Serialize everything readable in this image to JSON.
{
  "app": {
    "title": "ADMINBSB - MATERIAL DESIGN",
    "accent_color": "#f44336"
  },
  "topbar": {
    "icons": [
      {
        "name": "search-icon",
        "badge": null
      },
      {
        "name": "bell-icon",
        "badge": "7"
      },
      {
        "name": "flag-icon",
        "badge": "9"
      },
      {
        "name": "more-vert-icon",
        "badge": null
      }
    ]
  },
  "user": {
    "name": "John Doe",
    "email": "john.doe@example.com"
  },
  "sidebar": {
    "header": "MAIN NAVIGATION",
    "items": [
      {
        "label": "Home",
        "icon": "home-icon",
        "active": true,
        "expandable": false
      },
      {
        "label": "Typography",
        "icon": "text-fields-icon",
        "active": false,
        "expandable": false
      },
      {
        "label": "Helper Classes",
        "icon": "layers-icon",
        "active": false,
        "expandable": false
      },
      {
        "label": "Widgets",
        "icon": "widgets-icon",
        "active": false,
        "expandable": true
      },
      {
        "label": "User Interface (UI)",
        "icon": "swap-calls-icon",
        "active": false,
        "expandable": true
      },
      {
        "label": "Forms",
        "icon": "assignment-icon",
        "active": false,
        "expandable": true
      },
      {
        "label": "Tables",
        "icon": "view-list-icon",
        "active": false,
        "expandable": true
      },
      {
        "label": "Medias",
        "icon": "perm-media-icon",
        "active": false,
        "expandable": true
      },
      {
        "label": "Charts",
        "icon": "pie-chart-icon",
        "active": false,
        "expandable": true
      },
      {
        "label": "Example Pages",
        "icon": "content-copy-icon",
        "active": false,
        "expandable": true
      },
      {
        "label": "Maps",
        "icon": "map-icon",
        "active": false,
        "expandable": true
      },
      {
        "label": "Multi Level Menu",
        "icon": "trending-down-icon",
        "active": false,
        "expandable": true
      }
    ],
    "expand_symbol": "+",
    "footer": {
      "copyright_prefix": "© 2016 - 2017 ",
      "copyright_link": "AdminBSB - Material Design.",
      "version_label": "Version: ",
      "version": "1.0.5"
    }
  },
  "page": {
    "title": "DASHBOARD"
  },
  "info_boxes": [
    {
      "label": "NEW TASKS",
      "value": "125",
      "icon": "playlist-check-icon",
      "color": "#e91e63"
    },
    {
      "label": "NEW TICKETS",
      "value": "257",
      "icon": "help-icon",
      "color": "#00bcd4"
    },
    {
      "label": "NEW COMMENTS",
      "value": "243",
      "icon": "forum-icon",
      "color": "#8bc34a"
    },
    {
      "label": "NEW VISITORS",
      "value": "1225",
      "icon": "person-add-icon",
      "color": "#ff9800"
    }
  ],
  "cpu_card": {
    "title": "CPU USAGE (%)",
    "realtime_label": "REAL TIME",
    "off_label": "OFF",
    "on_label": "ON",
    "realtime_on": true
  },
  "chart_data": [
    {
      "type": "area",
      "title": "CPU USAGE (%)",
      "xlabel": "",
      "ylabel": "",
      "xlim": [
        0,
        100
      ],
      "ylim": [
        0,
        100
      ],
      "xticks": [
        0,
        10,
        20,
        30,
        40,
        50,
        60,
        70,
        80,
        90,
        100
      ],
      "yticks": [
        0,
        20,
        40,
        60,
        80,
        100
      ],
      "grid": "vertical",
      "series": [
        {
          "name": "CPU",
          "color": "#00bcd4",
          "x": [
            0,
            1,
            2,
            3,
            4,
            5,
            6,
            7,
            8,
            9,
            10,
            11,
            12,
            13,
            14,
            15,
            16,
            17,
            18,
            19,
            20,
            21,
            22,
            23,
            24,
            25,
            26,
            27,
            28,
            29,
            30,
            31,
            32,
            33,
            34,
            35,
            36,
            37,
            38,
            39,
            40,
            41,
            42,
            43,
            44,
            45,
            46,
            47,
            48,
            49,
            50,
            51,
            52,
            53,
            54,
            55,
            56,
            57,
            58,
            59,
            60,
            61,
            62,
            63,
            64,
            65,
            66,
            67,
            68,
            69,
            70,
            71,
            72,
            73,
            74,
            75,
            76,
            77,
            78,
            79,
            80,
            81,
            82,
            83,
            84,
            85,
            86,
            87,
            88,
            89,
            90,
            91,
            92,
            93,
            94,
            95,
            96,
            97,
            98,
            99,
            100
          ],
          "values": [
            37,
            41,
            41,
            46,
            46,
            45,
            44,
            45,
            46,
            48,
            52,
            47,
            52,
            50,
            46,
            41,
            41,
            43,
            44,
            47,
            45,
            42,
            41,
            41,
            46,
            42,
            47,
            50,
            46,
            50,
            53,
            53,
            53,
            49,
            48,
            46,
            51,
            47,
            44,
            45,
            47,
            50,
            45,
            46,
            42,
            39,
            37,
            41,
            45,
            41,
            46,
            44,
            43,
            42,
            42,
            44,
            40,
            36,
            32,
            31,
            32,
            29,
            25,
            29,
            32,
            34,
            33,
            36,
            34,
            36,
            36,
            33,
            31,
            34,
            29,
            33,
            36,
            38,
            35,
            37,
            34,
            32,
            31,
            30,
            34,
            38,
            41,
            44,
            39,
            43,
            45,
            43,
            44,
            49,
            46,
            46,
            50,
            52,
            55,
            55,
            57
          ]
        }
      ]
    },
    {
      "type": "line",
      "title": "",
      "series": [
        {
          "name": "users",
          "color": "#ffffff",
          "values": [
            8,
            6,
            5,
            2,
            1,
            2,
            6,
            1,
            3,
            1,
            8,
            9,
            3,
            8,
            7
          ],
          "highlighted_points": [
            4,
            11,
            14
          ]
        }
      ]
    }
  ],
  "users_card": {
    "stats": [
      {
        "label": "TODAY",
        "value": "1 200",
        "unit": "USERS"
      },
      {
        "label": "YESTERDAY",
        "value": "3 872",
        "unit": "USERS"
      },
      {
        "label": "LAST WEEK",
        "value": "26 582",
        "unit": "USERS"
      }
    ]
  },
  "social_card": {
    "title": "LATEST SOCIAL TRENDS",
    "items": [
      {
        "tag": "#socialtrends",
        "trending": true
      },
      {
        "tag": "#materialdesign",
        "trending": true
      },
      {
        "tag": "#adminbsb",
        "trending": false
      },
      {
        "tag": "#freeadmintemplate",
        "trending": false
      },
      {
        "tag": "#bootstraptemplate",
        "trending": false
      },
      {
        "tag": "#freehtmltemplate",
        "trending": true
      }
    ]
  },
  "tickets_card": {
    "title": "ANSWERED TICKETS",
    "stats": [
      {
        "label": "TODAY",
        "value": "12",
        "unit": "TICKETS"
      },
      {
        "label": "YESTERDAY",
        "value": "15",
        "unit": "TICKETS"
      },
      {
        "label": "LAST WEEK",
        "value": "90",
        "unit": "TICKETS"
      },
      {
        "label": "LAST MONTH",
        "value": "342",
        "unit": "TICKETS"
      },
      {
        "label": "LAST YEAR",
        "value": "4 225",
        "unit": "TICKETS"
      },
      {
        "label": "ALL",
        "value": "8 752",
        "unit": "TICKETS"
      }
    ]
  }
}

—————

- Exercise -
The records above are to be repeated exactly, in their entirety.

- The response -
Serialize everything readable in this image to JSON.
{
  "app": {
    "title": "ADMINBSB - MATERIAL DESIGN",
    "accent_color": "#f44336"
  },
  "topbar": {
    "icons": [
      {
        "name": "search-icon",
        "badge": null
      },
      {
        "name": "bell-icon",
        "badge": "7"
      },
      {
        "name": "flag-icon",
        "badge": "9"
      },
      {
        "name": "more-vert-icon",
        "badge": null
      }
    ]
  },
  "user": {
    "name": "John Doe",
    "email": "john.doe@example.com"
  },
  "sidebar": {
    "header": "MAIN NAVIGATION",
    "items": [
      {
        "label": "Home",
        "icon": "home-icon",
        "active": true,
        "expandable": false
      },
      {
        "label": "Typography",
        "icon": "text-fields-icon",
        "active": false,
        "expandable": false
      },
      {
        "label": "Helper Classes",
        "icon": "layers-icon",
        "active": false,
        "expandable": false
      },
      {
        "label": "Widgets",
        "icon": "widgets-icon",
        "active": false,
        "expandable": true
      },
      {
        "label": "User Interface (UI)",
        "icon": "swap-calls-icon",
        "active": false,
        "expandable": true
      },
      {
        "label": "Forms",
        "icon": "assignment-icon",
        "active": false,
        "expandable": true
      },
      {
        "label": "Tables",
        "icon": "view-list-icon",
        "active": false,
        "expandable": true
      },
      {
        "label": "Medias",
        "icon": "perm-media-icon",
        "active": false,
        "expandable": true
      },
      {
        "label": "Charts",
        "icon": "pie-chart-icon",
        "active": false,
        "expandable": true
      },
      {
        "label": "Example Pages",
        "icon": "content-copy-icon",
        "active": false,
        "expandable": true
      },
      {
        "label": "Maps",
        "icon": "map-icon",
        "active": false,
        "expandable": true
      },
      {
        "label": "Multi Level Menu",
        "icon": "trending-down-icon",
        "active": false,
        "expandable": true
      }
    ],
    "expand_symbol": "+",
    "footer": {
      "copyright_prefix": "© 2016 - 2017 ",
      "copyright_link": "AdminBSB - Material Design.",
      "version_label": "Version: ",
      "version": "1.0.5"
    }
  },
  "page": {
    "title": "DASHBOARD"
  },
  "info_boxes": [
    {
      "label": "NEW TASKS",
      "value": "125",
      "icon": "playlist-check-icon",
      "color": "#e91e63"
    },
    {
      "label": "NEW TICKETS",
      "value": "257",
      "icon": "help-icon",
      "color": "#00bcd4"
    },
    {
      "label": "NEW COMMENTS",
      "value": "243",
      "icon": "forum-icon",
      "color": "#8bc34a"
    },
    {
      "label": "NEW VISITORS",
      "value": "1225",
      "icon": "person-add-icon",
      "color": "#ff9800"
    }
  ],
  "cpu_card": {
    "title": "CPU USAGE (%)",
    "realtime_label": "REAL TIME",
    "off_label": "OFF",
    "on_label": "ON",
    "realtime_on": true
  },
  "chart_data": [
    {
      "type": "area",
      "title": "CPU USAGE (%)",
      "xlabel": "",
      "ylabel": "",
      "xlim": [
        0,
        100
      ],
      "ylim": [
        0,
        100
      ],
      "xticks": [
        0,
        10,
        20,
        30,
        40,
        50,
        60,
        70,
        80,
        90,
        100
      ],
      "yticks": [
        0,
        20,
        40,
        60,
        80,
        100
      ],
      "grid": "vertical",
      "series": [
        {
          "name": "CPU",
          "color": "#00bcd4",
          "x": [
            0,
            1,
            2,
            3,
            4,
            5,
            6,
            7,
            8,
            9,
            10,
            11,
            12,
            13,
            14,
            15,
            16,
            17,
            18,
            19,
            20,
            21,
            22,
            23,
            24,
            25,
            26,
            27,
            28,
            29,
            30,
            31,
            32,
            33,
            34,
            35,
            36,
            37,
            38,
            39,
            40,
            41,
            42,
            43,
            44,
            45,
            46,
            47,
            48,
            49,
            50,
            51,
            52,
            53,
            54,
            55,
            56,
            57,
            58,
            59,
            60,
            61,
            62,
            63,
            64,
            65,
            66,
            67,
            68,
            69,
            70,
            71,
            72,
            73,
            74,
            75,
            76,
            77,
            78,
            79,
            80,
            81,
            82,
            83,
            84,
            85,
            86,
            87,
            88,
            89,
            90,
            91,
            92,
            93,
            94,
            95,
            96,
            97,
            98,
            99,
            100
          ],
          "values": [
            37,
            41,
            41,
            46,
            46,
            45,
            44,
            45,
            46,
            48,
            52,
            47,
            52,
            50,
            46,
            41,
            41,
            43,
            44,
            47,
            45,
            42,
            41,
            41,
            46,
            42,
            47,
            50,
            46,
            50,
            53,
            53,
            53,
            49,
            48,
            46,
            51,
            47,
            44,
            45,
            47,
            50,
            45,
            46,
            42,
            39,
            37,
            41,
            45,
            41,
            46,
            44,
            43,
            42,
            42,
            44,
            40,
            36,
            32,
            31,
            32,
            29,
            25,
            29,
            32,
            34,
            33,
            36,
            34,
            36,
            36,
            33,
            31,
            34,
            29,
            33,
            36,
            38,
            35,
            37,
            34,
            32,
            31,
            30,
            34,
            38,
            41,
            44,
            39,
            43,
            45,
            43,
            44,
            49,
            46,
            46,
            50,
            52,
            55,
            55,
            57
          ]
        }
      ]
    },
    {
      "type": "line",
      "title": "",
      "series": [
        {
          "name": "users",
          "color": "#ffffff",
          "values": [
            8,
            6,
            5,
            2,
            1,
            2,
            6,
            1,
            3,
            1,
            8,
            9,
            3,
            8,
            7
          ],
          "highlighted_points": [
            4,
            11,
            14
          ]
        }
      ]
    }
  ],
  "users_card": {
    "stats": [
      {
        "label": "TODAY",
        "value": "1 200",
        "unit": "USERS"
      },
      {
        "label": "YESTERDAY",
        "value": "3 872",
        "unit": "USERS"
      },
      {
        "label": "LAST WEEK",
        "value": "26 582",
        "unit": "USERS"
      }
    ]
  },
  "social_card": {
    "title": "LATEST SOCIAL TRENDS",
    "items": [
      {
        "tag": "#socialtrends",
        "trending": true
      },
      {
        "tag": "#materialdesign",
        "trending": true
      },
      {
        "tag": "#adminbsb",
        "trending": false
      },
      {
        "tag": "#freeadmintemplate",
        "trending": false
      },
      {
        "tag": "#bootstraptemplate",
        "trending": false
      },
      {
        "tag": "#freehtmltemplate",
        "trending": true
      }
    ]
  },
  "tickets_card": {
    "title": "ANSWERED TICKETS",
    "stats": [
      {
        "label": "TODAY",
        "value": "12",
        "unit": "TICKETS"
      },
      {
        "label": "YESTERDAY",
        "value": "15",
        "unit": "TICKETS"
      },
      {
        "label": "LAST WEEK",
        "value": "90",
        "unit": "TICKETS"
      },
      {
        "label": "LAST MONTH",
        "value": "342",
        "unit": "TICKETS"
      },
      {
        "label": "LAST YEAR",
        "value": "4 225",
        "unit": "TICKETS"
      },
      {
        "label": "ALL",
        "value": "8 752",
        "unit": "TICKETS"
      }
    ]
  }
}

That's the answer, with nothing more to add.